Please write out the material that follows, exactly as it stands.

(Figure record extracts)

☆ ☆ ☆ ☆ ☆ ☆ ☆

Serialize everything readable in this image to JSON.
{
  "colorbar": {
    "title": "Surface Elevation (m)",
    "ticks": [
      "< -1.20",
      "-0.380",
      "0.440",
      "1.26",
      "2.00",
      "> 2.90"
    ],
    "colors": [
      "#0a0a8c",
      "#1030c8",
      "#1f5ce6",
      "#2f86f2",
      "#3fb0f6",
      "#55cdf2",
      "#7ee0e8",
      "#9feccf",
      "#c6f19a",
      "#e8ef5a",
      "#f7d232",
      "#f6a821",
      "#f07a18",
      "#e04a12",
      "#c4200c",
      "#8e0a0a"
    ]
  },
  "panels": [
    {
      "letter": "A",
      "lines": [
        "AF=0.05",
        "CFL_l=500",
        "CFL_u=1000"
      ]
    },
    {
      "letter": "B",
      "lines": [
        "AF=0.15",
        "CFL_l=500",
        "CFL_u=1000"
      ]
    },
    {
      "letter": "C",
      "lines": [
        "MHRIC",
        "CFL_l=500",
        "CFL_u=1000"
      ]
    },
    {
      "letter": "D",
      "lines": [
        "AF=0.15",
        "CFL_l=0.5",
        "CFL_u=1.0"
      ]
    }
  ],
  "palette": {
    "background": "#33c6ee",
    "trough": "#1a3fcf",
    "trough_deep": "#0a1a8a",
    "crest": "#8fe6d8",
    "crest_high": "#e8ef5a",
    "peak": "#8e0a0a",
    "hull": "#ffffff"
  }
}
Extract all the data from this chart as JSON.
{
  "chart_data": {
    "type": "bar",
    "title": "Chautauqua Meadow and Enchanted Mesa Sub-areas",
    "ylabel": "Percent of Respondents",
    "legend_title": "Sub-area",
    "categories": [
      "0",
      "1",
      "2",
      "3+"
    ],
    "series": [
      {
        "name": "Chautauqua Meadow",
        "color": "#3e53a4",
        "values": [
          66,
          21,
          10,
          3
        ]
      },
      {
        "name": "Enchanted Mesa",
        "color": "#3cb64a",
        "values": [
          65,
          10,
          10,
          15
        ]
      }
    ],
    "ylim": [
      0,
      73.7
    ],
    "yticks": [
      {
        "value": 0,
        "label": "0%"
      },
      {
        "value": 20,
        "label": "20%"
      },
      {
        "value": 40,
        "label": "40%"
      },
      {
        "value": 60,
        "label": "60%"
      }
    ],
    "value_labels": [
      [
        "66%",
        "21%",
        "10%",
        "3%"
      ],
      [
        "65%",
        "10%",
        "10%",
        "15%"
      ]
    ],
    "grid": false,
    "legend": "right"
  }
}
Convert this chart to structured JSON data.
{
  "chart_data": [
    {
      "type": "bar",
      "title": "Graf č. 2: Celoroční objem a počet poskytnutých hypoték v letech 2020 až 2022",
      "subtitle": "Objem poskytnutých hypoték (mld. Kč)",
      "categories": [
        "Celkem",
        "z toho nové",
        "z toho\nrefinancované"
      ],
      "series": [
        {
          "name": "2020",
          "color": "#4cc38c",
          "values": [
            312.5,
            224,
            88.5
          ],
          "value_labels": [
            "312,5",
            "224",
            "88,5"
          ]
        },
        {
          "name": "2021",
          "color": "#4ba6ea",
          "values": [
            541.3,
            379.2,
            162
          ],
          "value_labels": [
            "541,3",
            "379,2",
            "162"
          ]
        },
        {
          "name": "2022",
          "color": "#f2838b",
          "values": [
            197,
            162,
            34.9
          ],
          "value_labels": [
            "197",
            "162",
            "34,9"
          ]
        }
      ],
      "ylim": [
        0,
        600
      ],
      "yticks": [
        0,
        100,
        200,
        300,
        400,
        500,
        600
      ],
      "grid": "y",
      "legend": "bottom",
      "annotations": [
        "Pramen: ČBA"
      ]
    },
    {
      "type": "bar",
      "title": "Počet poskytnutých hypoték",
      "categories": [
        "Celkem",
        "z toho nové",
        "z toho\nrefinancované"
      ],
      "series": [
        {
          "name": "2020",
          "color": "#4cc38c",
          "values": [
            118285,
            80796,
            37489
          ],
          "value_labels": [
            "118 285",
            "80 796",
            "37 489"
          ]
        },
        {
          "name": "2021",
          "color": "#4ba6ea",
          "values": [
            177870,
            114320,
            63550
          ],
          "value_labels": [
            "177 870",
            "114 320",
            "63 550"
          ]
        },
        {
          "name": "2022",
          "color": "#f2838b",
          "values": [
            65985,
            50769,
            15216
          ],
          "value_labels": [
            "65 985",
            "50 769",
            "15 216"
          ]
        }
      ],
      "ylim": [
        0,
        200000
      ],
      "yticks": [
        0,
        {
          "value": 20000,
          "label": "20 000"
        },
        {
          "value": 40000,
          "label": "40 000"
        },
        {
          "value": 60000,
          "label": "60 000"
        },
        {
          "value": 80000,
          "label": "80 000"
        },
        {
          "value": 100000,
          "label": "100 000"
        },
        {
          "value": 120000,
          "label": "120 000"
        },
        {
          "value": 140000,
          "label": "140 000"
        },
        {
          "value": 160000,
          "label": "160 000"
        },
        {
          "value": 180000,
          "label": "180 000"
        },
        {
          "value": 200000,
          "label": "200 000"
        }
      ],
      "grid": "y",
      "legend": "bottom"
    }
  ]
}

☆ ☆ ☆ ☆ ☆ ☆ ☆

Output of the task.
Serialize everything readable in this image to JSON.
{
  "colorbar": {
    "title": "Surface Elevation (m)",
    "ticks": [
      "< -1.20",
      "-0.380",
      "0.440",
      "1.26",
      "2.00",
      "> 2.90"
    ],
    "colors": [
      "#0a0a8c",
      "#1030c8",
      "#1f5ce6",
      "#2f86f2",
      "#3fb0f6",
      "#55cdf2",
      "#7ee0e8",
      "#9feccf",
      "#c6f19a",
      "#e8ef5a",
      "#f7d232",
      "#f6a821",
      "#f07a18",
      "#e04a12",
      "#c4200c",
      "#8e0a0a"
    ]
  },
  "panels": [
    {
      "letter": "A",
      "lines": [
        "AF=0.05",
        "CFL_l=500",
        "CFL_u=1000"
      ]
    },
    {
      "letter": "B",
      "lines": [
        "AF=0.15",
        "CFL_l=500",
        "CFL_u=1000"
      ]
    },
    {
      "letter": "C",
      "lines": [
        "MHRIC",
        "CFL_l=500",
        "CFL_u=1000"
      ]
    },
    {
      "letter": "D",
      "lines": [
        "AF=0.15",
        "CFL_l=0.5",
        "CFL_u=1.0"
      ]
    }
  ],
  "palette": {
    "background": "#33c6ee",
    "trough": "#1a3fcf",
    "trough_deep": "#0a1a8a",
    "crest": "#8fe6d8",
    "crest_high": "#e8ef5a",
    "peak": "#8e0a0a",
    "hull": "#ffffff"
  }
}
Extract all the data from this chart as JSON.
{
  "chart_data": {
    "type": "bar",
    "title": "Chautauqua Meadow and Enchanted Mesa Sub-areas",
    "ylabel": "Percent of Respondents",
    "legend_title": "Sub-area",
    "categories": [
      "0",
      "1",
      "2",
      "3+"
    ],
    "series": [
      {
        "name": "Chautauqua Meadow",
        "color": "#3e53a4",
        "values": [
          66,
          21,
          10,
          3
        ]
      },
      {
        "name": "Enchanted Mesa",
        "color": "#3cb64a",
        "values": [
          65,
          10,
          10,
          15
        ]
      }
    ],
    "ylim": [
      0,
      73.7
    ],
    "yticks": [
      {
        "value": 0,
        "label": "0%"
      },
      {
        "value": 20,
        "label": "20%"
      },
      {
        "value": 40,
        "label": "40%"
      },
      {
        "value": 60,
        "label": "60%"
      }
    ],
    "value_labels": [
      [
        "66%",
        "21%",
        "10%",
        "3%"
      ],
      [
        "65%",
        "10%",
        "10%",
        "15%"
      ]
    ],
    "grid": false,
    "legend": "right"
  }
}
Convert this chart to structured JSON data.
{
  "chart_data": [
    {
      "type": "bar",
      "title": "Graf č. 2: Celoroční objem a počet poskytnutých hypoték v letech 2020 až 2022",
      "subtitle": "Objem poskytnutých hypoték (mld. Kč)",
      "categories": [
        "Celkem",
        "z toho nové",
        "z toho\nrefinancované"
      ],
      "series": [
        {
          "name": "2020",
          "color": "#4cc38c",
          "values": [
            312.5,
            224,
            88.5
          ],
          "value_labels": [
            "312,5",
            "224",
            "88,5"
          ]
        },
        {
          "name": "2021",
          "color": "#4ba6ea",
          "values": [
            541.3,
            379.2,
            162
          ],
          "value_labels": [
            "541,3",
            "379,2",
            "162"
          ]
        },
        {
          "name": "2022",
          "color": "#f2838b",
          "values": [
            197,
            162,
            34.9
          ],
          "value_labels": [
            "197",
            "162",
            "34,9"
          ]
        }
      ],
      "ylim": [
        0,
        600
      ],
      "yticks": [
        0,
        100,
        200,
        300,
        400,
        500,
        600
      ],
      "grid": "y",
      "legend": "bottom",
      "annotations": [
        "Pramen: ČBA"
      ]
    },
    {
      "type": "bar",
      "title": "Počet poskytnutých hypoték",
      "categories": [
        "Celkem",
        "z toho nové",
        "z toho\nrefinancované"
      ],
      "series": [
        {
          "name": "2020",
          "color": "#4cc38c",
          "values": [
            118285,
            80796,
            37489
          ],
          "value_labels": [
            "118 285",
            "80 796",
            "37 489"
          ]
        },
        {
          "name": "2021",
          "color": "#4ba6ea",
          "values": [
            177870,
            114320,
            63550
          ],
          "value_labels": [
            "177 870",
            "114 320",
            "63 550"
          ]
        },
        {
          "name": "2022",
          "color": "#f2838b",
          "values": [
            65985,
            50769,
            15216
          ],
          "value_labels": [
            "65 985",
            "50 769",
            "15 216"
          ]
        }
      ],
      "ylim": [
        0,
        200000
      ],
      "yticks": [
        0,
        {
          "value": 20000,
          "label": "20 000"
        },
        {
          "value": 40000,
          "label": "40 000"
        },
        {
          "value": 60000,
          "label": "60 000"
        },
        {
          "value": 80000,
          "label": "80 000"
        },
        {
          "value": 100000,
          "label": "100 000"
        },
        {
          "value": 120000,
          "label": "120 000"
        },
        {
          "value": 140000,
          "label": "140 000"
        },
        {
          "value": 160000,
          "label": "160 000"
        },
        {
          "value": 180000,
          "label": "180 000"
        },
        {
          "value": 200000,
          "label": "200 000"
        }
      ],
      "grid": "y",
      "legend": "bottom"
    }
  ]
}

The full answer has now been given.